● CONSIGNE DONNÉE 1: Recopiez, s'il vous plaît, le passage de l'extrait sur l'ardoise de fouille qui va de "Fin de la discussion." jusqu'à "Est-ce possible ?" inclus.
● CONSIGNE DONNÉE 2: Selon l'extrait sur l'ardoise de fouille, quelles informations faut-il indiquer sur la plaque ? Énumérez-les toutes.

Ici, mon ignorance ne devrait pas avoir trop de conséquences néfastes pour la recherche. Je vais donc m’occuper de l’ardoise. Arrivée devant les caisses, je me sens un peu comme un chien dans un jeu de quilles : un tas de plaques striées, en caoutchouc, des boites de lettres en plastique blanc, des flèches rouges, des mini règles graduées en métal. Que dois-je faire ?

J’imagine aisément qu’il faut glisser les lettres sur une plaque pour constituer un texte informatif. Mais quel doit être son contenu ?

Heureusement pour moi, un fouilleur me rejoint. A-t-il, lui aussi, été banni pour balayage trop appuyé ? Je garde cette interrogation pour moi et lui demande simplement ce qu’il faut mettre sur l’ardoise. Je précise que je suis nouvelle et que je n’ai jamais fait ça. Après un regard que je n’ai pas réussi à interpréter, compatissant ou blasé, il me répond, assez laconique :

« - Il faut indiquer le lieu du chantier, la date, le secteur de fouille et le numéro de la couche. Une information par ligne, tout écrit dans la même police. »

- Et je les trouve où, ces informations ?

- Demande à ton équipe. »

Fin de la discussion.

Il s’affaire sur sa plaque. Je l’observe et me demande comment il va réussir à faire entrer Saint Romain de Jalionas, sur une seule ligne, vue la taille des plaques.

Il ouvre les boites, gardiennes des lettres et là, stupeur : des centaines de lettres et de chiffres, en vrac, grosses lettres et petites lettres mélangées, pêle-mêle. Les boites sont constituées de casiers, initialement prévus pour séparer les lettres et les chiffres, les grandes tailles et les petites tailles. Mais là, il semblerait qu’aucun tri n’ait été effectué depuis des décennies. A moins que le transporteur des boites de ce matin soit encore plus maladroit que moi. Est-ce possible ?

Mon compagnon de lettrine s’escrime à trouver les bonnes lettres, râle, rejette au hasard dans une boite les lettres inutiles, fouille, renverse une partie des signes alphabétiques sur le sol pour y voir plus clair.

Il finit par réussir à constituer sa plaque :                      SRJ 2019

                                                                                          S VIII

                                                                                         C 1068

SRJ pour Saint Romain de Jalionas, c’est astucieux. Évidemment, j’aurais dû y penser. Utiliser des abréviations était la seule solution pour parvenir à faire entrer toutes les informations attendues sur cette petite plaque. En plus, cela économise pas mal de lettres. Or, certaines deviennent vite une denrée rare dans ces boites, surtout quand on est plusieurs à réaliser une ardoise en même temps.

Mon acolyte regarde sa plaque, satisfait, ramasse les lettres qui traînent sur le sol, les jette au hasard dans une caisse et retourne rejoindre son équipe, le Graal en main.

A mon tour !

● LIGNES DE DONNÉES:
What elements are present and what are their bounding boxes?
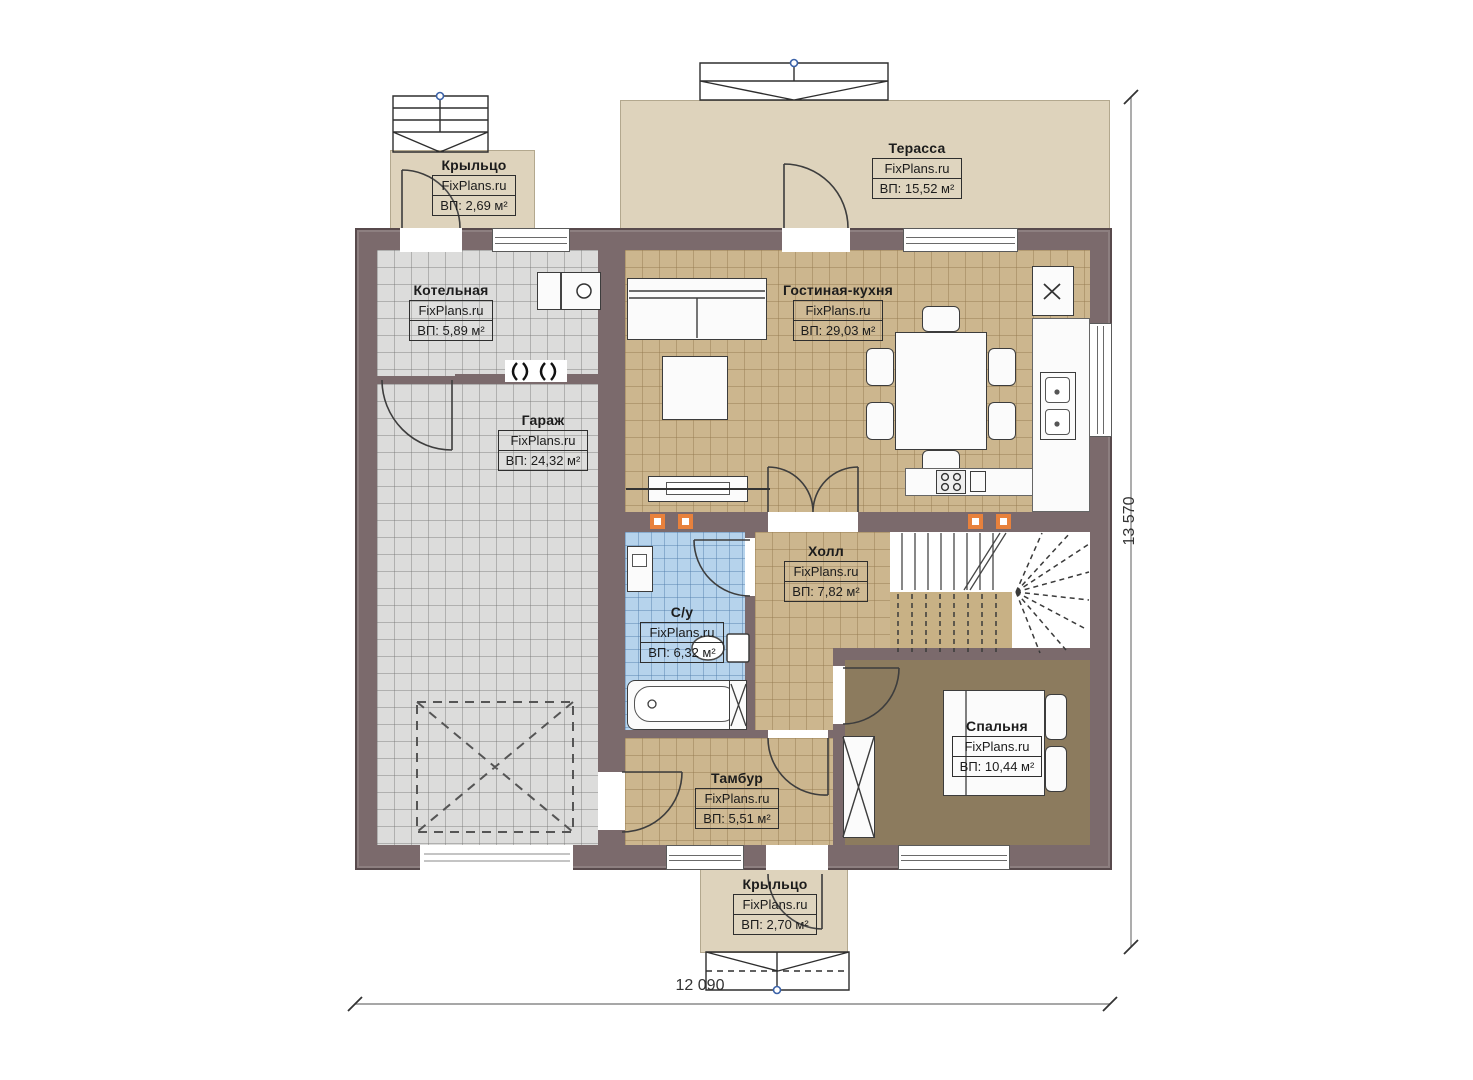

● CORRIGÉ 1:
Fin de la discussion.

Il s’affaire sur sa plaque. Je l’observe et me demande comment il va réussir à faire entrer Saint Romain de Jalionas, sur une seule ligne, vue la taille des plaques.

Il ouvre les boites, gardiennes des lettres et là, stupeur : des centaines de lettres et de chiffres, en vrac, grosses lettres et petites lettres mélangées, pêle-mêle. Les boites sont constituées de casiers, initialement prévus pour séparer les lettres et les chiffres, les grandes tailles et les petites tailles. Mais là, il semblerait qu’aucun tri n’ait été effectué depuis des décennies. A moins que le transporteur des boites de ce matin soit encore plus maladroit que moi. Est-ce possible ?

● CORRIGÉ 2:
- le lieu du chantier
- la date
- le secteur de fouille
- le numéro de la couche